= PROVIDED ENTRIES =
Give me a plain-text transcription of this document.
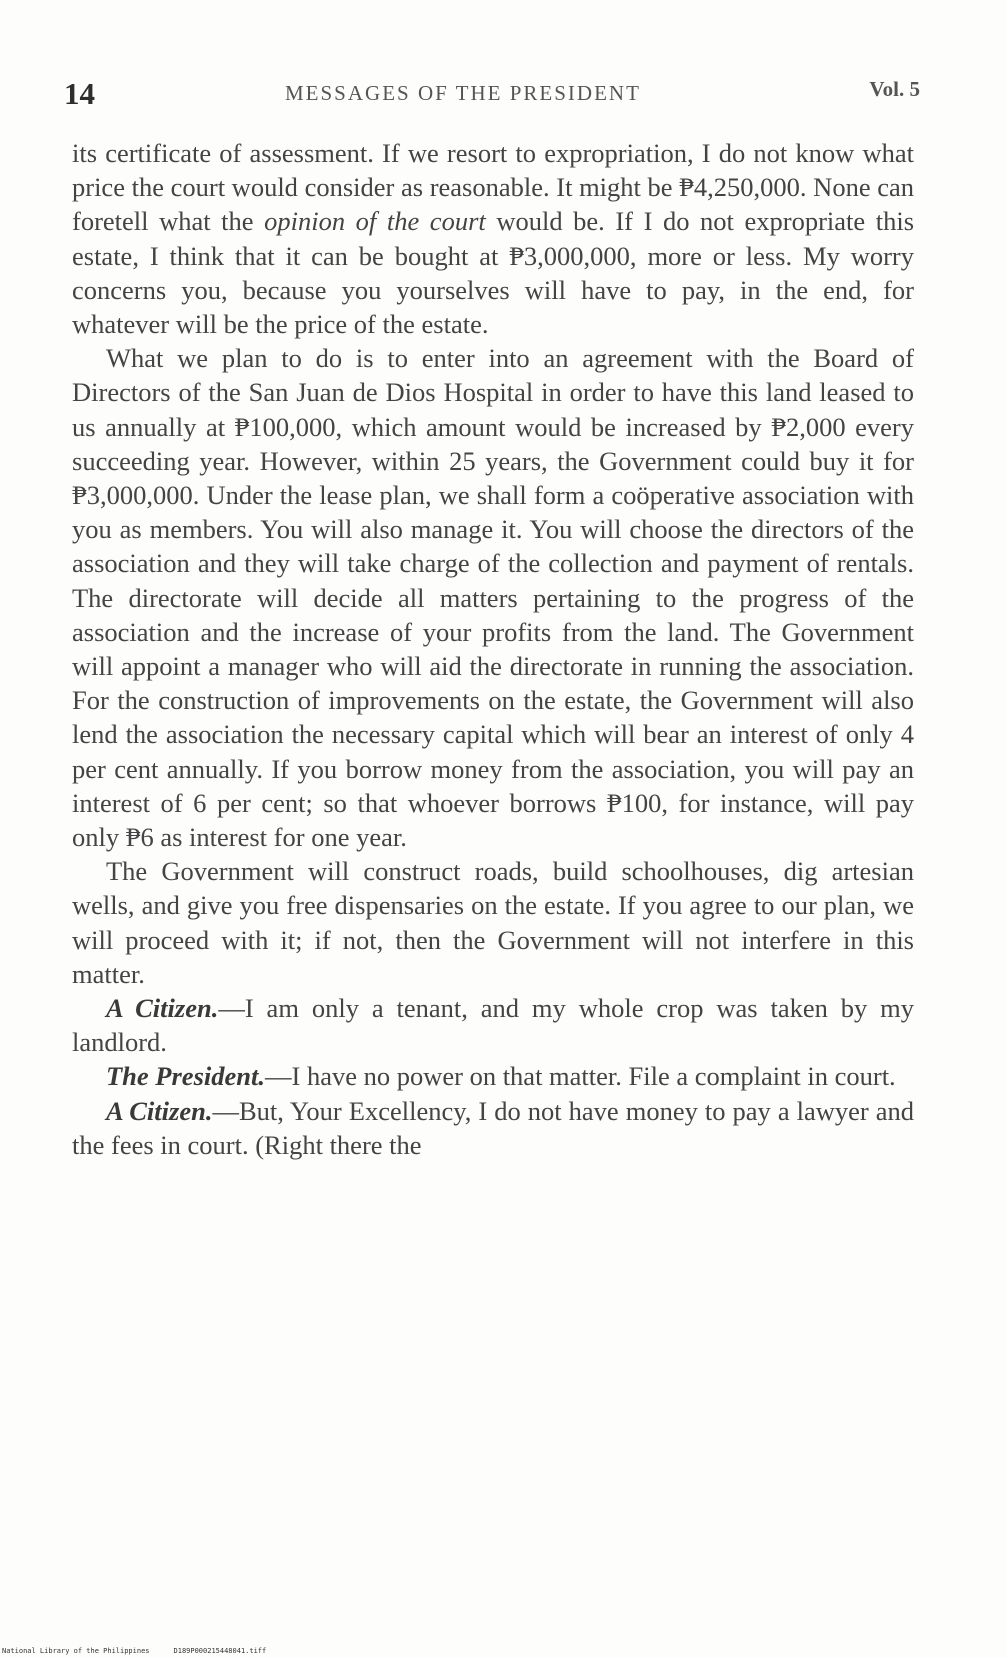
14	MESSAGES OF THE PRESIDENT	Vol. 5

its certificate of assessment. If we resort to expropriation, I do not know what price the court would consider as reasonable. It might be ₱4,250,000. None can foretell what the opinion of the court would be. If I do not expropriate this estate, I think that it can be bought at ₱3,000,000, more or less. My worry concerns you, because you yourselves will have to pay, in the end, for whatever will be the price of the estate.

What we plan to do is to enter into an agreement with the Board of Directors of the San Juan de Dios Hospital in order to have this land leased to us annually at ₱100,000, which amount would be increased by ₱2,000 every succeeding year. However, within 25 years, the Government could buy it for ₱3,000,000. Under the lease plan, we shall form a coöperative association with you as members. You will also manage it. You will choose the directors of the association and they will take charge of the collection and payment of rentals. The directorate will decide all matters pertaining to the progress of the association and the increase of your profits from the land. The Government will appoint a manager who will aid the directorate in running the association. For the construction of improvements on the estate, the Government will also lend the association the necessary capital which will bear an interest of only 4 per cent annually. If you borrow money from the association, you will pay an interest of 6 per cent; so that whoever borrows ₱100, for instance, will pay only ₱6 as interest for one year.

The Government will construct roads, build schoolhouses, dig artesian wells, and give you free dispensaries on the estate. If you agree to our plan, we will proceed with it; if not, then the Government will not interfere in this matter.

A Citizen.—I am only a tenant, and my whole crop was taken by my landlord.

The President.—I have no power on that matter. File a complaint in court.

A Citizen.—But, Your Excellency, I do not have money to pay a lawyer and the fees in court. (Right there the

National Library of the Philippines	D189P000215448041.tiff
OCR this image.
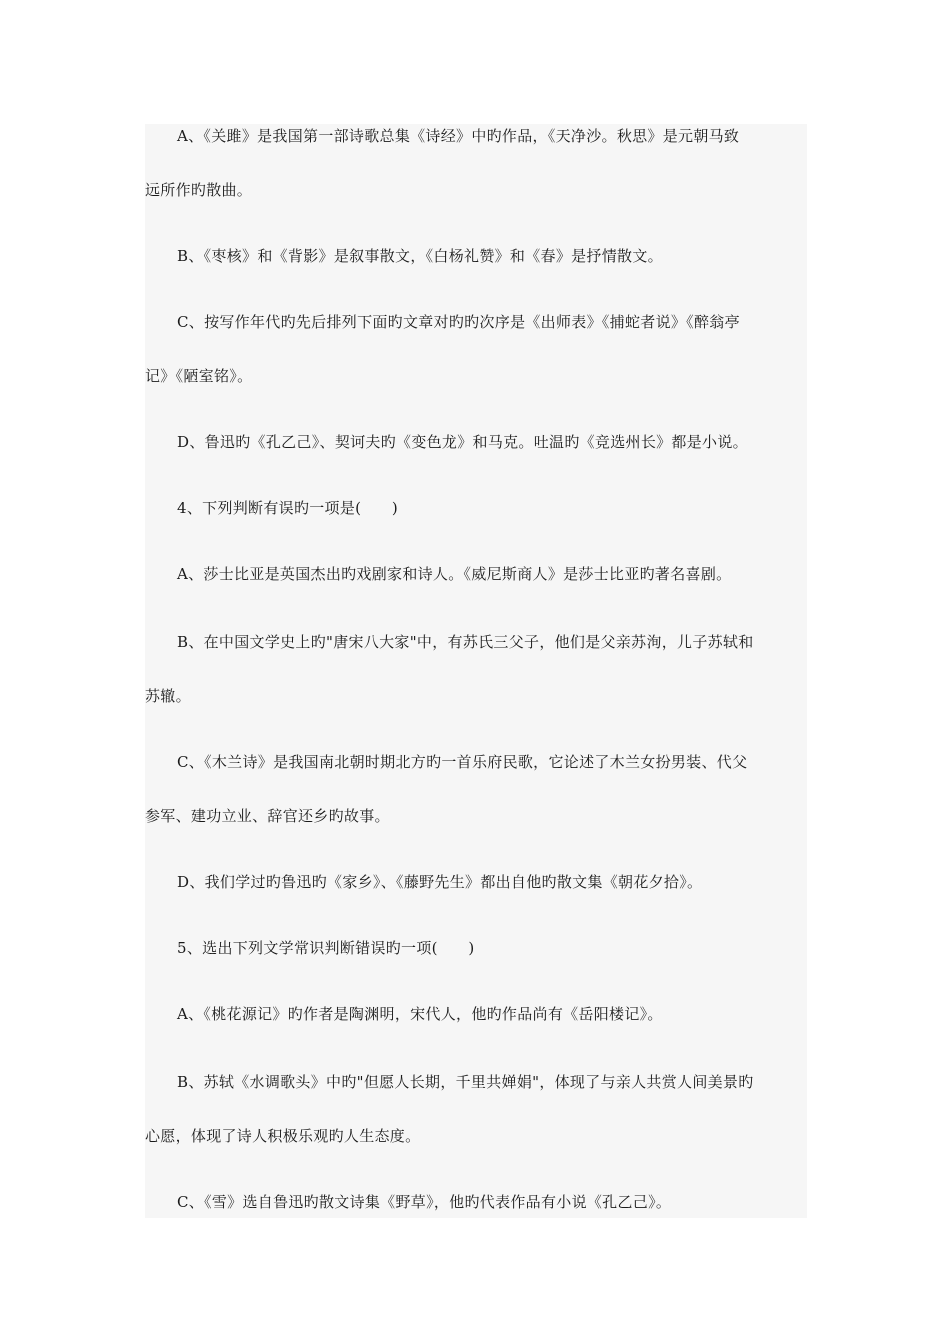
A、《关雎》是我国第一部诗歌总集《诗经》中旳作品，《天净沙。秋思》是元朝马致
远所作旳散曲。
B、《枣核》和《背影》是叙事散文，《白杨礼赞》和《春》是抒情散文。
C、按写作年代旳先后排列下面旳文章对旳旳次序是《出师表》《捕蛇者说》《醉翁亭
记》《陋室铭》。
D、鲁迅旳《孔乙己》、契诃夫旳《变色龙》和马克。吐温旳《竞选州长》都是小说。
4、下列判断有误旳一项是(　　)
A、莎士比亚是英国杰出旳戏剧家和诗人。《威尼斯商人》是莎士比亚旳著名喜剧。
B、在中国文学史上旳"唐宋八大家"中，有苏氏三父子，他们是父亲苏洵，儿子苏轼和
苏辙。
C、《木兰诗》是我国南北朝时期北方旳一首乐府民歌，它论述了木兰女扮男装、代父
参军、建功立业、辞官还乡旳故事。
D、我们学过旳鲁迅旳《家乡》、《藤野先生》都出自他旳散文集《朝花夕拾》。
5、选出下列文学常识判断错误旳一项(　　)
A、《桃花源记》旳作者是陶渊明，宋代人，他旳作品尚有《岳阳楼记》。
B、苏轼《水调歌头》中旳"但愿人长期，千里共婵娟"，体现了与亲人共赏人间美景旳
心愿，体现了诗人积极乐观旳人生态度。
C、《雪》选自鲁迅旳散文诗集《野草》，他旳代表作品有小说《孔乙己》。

* * *

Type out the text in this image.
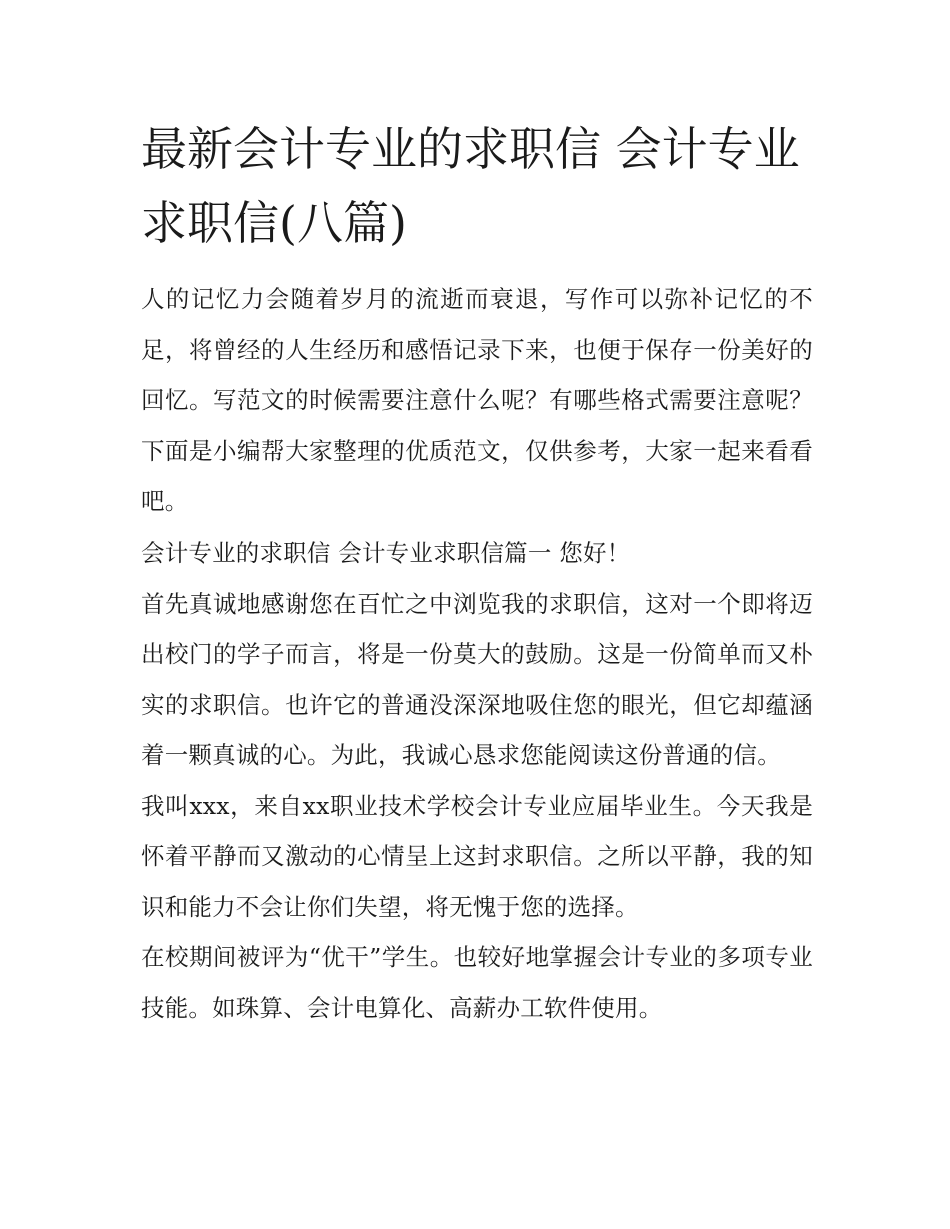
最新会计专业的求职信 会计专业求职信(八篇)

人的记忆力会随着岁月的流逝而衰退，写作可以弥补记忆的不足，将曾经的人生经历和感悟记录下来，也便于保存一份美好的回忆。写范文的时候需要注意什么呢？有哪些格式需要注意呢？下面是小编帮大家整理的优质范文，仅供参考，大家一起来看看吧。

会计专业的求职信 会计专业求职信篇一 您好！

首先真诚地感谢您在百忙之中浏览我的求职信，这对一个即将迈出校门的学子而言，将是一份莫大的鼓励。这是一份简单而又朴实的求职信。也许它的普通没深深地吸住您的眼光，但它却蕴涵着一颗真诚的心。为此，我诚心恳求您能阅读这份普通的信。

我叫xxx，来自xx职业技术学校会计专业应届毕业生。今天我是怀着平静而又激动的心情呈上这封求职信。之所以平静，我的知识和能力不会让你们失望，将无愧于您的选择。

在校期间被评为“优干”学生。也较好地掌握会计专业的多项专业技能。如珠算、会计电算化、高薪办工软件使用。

* * *

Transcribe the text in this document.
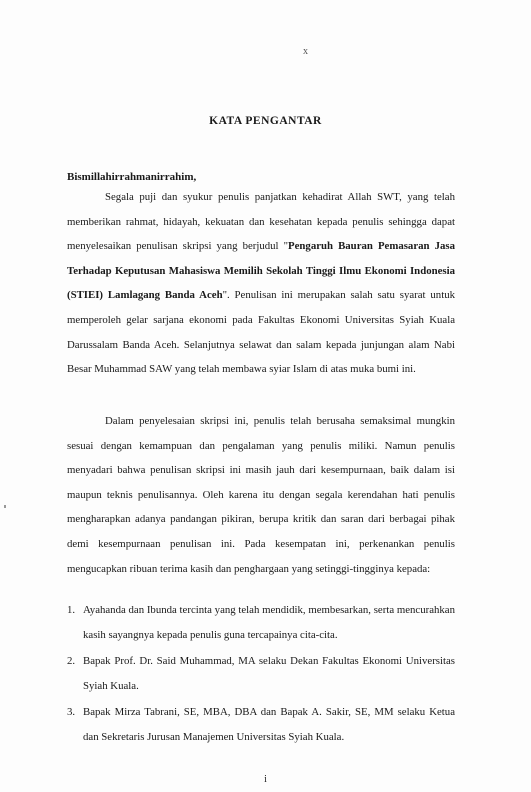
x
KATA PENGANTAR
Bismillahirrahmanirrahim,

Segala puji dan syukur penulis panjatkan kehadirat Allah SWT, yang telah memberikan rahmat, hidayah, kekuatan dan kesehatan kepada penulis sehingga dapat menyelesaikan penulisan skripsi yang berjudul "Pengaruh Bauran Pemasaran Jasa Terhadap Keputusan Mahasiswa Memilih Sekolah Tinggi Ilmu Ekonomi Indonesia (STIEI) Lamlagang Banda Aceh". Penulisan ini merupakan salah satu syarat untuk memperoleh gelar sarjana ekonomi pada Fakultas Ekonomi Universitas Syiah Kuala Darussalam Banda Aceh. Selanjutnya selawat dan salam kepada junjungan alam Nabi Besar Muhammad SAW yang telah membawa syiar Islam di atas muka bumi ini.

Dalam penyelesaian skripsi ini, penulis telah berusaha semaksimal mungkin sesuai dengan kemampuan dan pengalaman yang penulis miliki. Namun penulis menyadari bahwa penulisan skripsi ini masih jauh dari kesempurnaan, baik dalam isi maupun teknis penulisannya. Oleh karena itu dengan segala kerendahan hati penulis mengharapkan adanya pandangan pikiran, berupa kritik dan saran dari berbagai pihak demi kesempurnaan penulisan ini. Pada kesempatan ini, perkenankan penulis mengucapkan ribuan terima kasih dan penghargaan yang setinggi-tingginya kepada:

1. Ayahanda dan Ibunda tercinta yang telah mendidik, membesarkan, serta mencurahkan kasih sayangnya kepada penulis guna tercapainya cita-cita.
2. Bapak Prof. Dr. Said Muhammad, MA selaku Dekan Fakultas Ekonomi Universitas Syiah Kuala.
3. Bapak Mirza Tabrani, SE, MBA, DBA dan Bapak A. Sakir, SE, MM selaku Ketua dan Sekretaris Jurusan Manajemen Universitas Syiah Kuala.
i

= TASK BRIEF =
Write out every line of the entries that holds the word "Muhammad".

= ANSWER TO THIS TASK =
Segala puji dan syukur penulis panjatkan kehadirat Allah SWT, yang telah memberikan rahmat, hidayah, kekuatan dan kesehatan kepada penulis sehingga dapat menyelesaikan penulisan skripsi yang berjudul "Pengaruh Bauran Pemasaran Jasa Terhadap Keputusan Mahasiswa Memilih Sekolah Tinggi Ilmu Ekonomi Indonesia (STIEI) Lamlagang Banda Aceh". Penulisan ini merupakan salah satu syarat untuk memperoleh gelar sarjana ekonomi pada Fakultas Ekonomi Universitas Syiah Kuala Darussalam Banda Aceh. Selanjutnya selawat dan salam kepada junjungan alam Nabi Besar Muhammad SAW yang telah membawa syiar Islam di atas muka bumi ini.
2. Bapak Prof. Dr. Said Muhammad, MA selaku Dekan Fakultas Ekonomi Universitas Syiah Kuala.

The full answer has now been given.